-- BEGIN --
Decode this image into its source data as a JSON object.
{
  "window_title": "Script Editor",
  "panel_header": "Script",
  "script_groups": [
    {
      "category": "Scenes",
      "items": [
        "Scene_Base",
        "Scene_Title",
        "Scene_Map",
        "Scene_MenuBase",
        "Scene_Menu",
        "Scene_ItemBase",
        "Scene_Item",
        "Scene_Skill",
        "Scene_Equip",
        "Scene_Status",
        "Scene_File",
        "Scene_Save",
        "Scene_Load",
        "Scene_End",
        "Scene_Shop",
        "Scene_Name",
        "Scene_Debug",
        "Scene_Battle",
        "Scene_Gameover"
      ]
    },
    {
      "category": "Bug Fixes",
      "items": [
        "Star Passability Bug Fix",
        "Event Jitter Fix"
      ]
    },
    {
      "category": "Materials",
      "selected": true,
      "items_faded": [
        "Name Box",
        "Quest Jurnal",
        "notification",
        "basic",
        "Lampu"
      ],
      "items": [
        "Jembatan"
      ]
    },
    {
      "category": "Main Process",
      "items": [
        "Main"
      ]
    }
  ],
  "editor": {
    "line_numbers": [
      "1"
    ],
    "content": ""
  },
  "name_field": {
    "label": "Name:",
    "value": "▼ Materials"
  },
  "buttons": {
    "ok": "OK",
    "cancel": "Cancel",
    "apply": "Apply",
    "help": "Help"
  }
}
-- END --
Whenever "Materials" turns up in a line, pick that line out.

      "category": "Materials",
    "value": "▼ Materials"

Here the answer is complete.